* **Do this**: Pick out the lines in the listing below that contain the word "αναζητήσεις" and copy them.

═════ Material provided

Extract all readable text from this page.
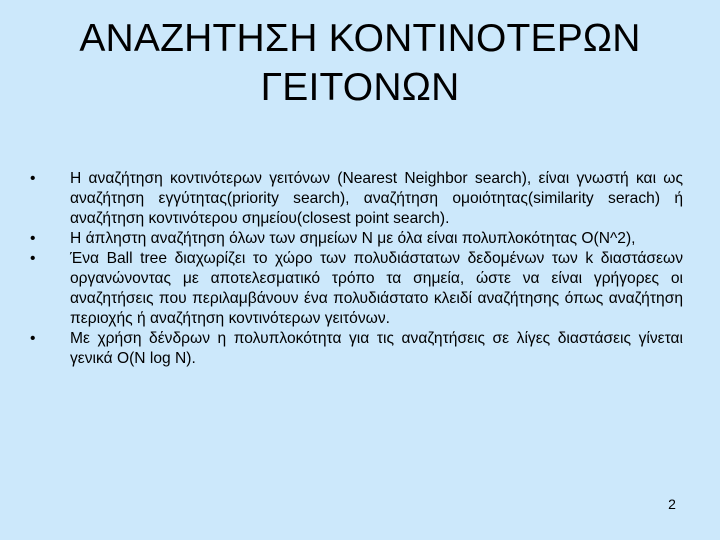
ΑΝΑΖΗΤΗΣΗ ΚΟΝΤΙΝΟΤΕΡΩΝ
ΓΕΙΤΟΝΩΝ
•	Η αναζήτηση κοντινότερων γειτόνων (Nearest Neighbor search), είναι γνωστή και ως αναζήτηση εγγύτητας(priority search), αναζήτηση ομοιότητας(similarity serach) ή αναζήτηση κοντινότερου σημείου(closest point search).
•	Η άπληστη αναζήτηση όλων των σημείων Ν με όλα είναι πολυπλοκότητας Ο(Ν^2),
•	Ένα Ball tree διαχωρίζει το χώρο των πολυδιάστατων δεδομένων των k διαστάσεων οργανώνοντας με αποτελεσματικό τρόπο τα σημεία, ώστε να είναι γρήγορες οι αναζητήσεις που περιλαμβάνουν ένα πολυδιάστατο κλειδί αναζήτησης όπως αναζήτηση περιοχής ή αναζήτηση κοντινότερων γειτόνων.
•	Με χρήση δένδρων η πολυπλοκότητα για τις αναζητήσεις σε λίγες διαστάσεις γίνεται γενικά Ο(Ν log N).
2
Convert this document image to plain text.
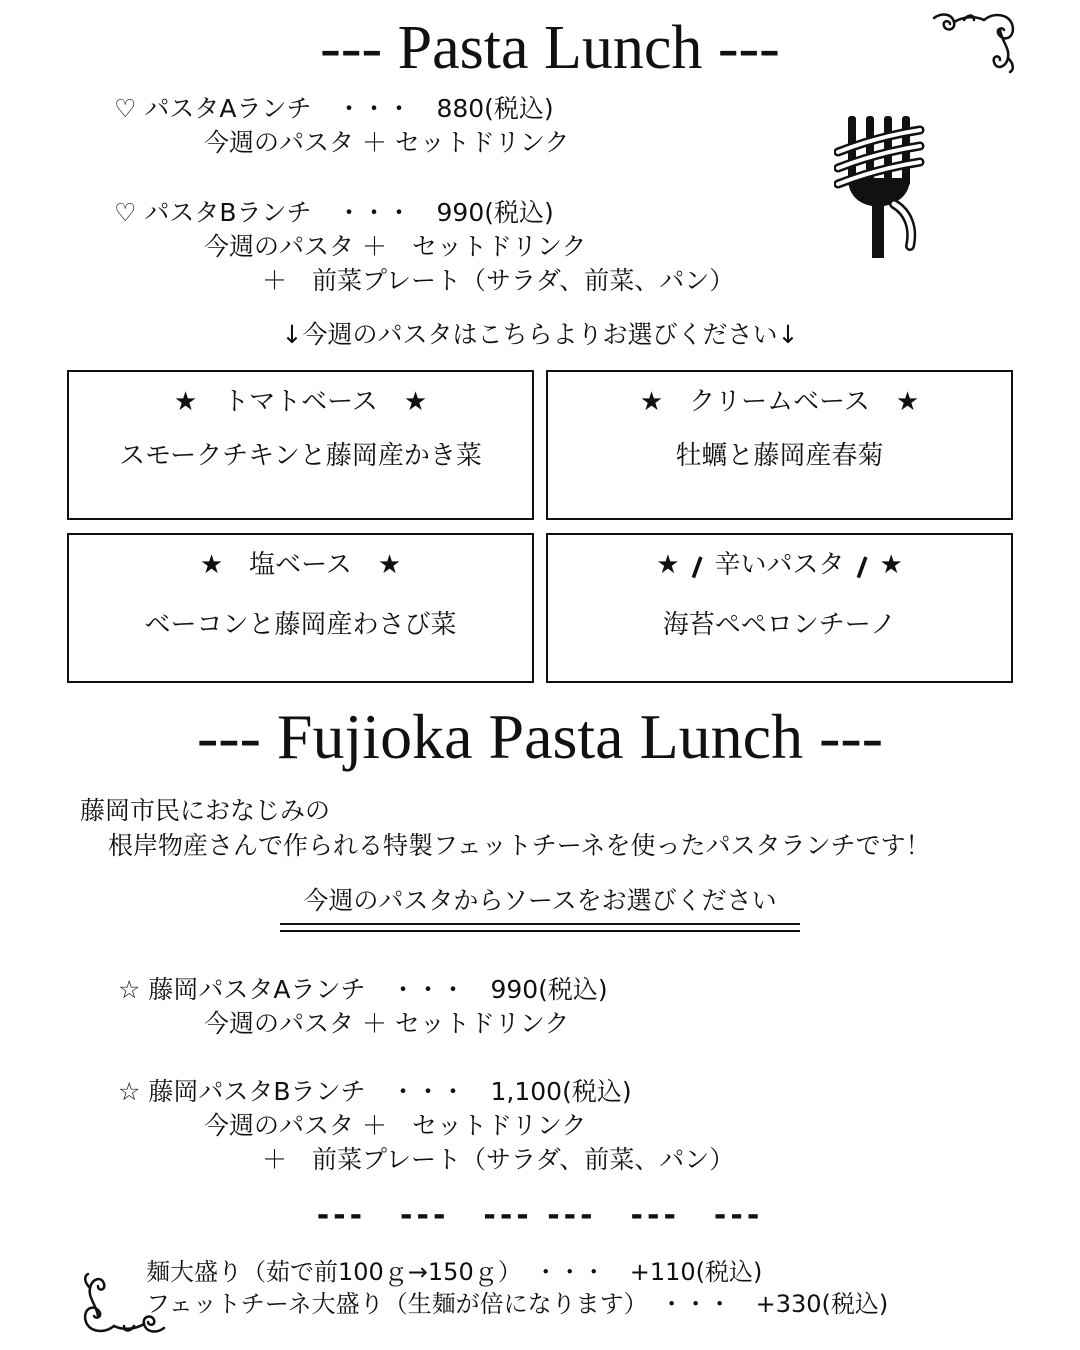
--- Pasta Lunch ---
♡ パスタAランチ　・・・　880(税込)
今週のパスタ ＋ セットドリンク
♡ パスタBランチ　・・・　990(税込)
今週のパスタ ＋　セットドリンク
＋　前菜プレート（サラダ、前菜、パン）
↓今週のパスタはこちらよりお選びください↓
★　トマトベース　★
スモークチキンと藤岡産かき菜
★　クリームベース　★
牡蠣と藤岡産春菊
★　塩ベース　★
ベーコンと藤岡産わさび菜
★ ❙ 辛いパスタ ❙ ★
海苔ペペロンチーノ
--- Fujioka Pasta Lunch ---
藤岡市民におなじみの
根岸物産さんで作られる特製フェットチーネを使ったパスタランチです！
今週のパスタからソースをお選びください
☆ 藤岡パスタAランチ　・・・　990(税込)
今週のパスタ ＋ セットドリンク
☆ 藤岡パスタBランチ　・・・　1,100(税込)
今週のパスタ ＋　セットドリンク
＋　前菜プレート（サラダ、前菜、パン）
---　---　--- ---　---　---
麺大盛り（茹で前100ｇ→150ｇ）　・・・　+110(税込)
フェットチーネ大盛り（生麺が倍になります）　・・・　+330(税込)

══════════

* **Task answer**:
•	Ένα Ball tree διαχωρίζει το χώρο των πολυδιάστατων δεδομένων των k διαστάσεων οργανώνοντας με αποτελεσματικό τρόπο τα σημεία, ώστε να είναι γρήγορες οι αναζητήσεις που περιλαμβάνουν ένα πολυδιάστατο κλειδί αναζήτησης όπως αναζήτηση περιοχής ή αναζήτηση κοντινότερων γειτόνων.
•	Με χρήση δένδρων η πολυπλοκότητα για τις αναζητήσεις σε λίγες διαστάσεις γίνεται γενικά Ο(Ν log N).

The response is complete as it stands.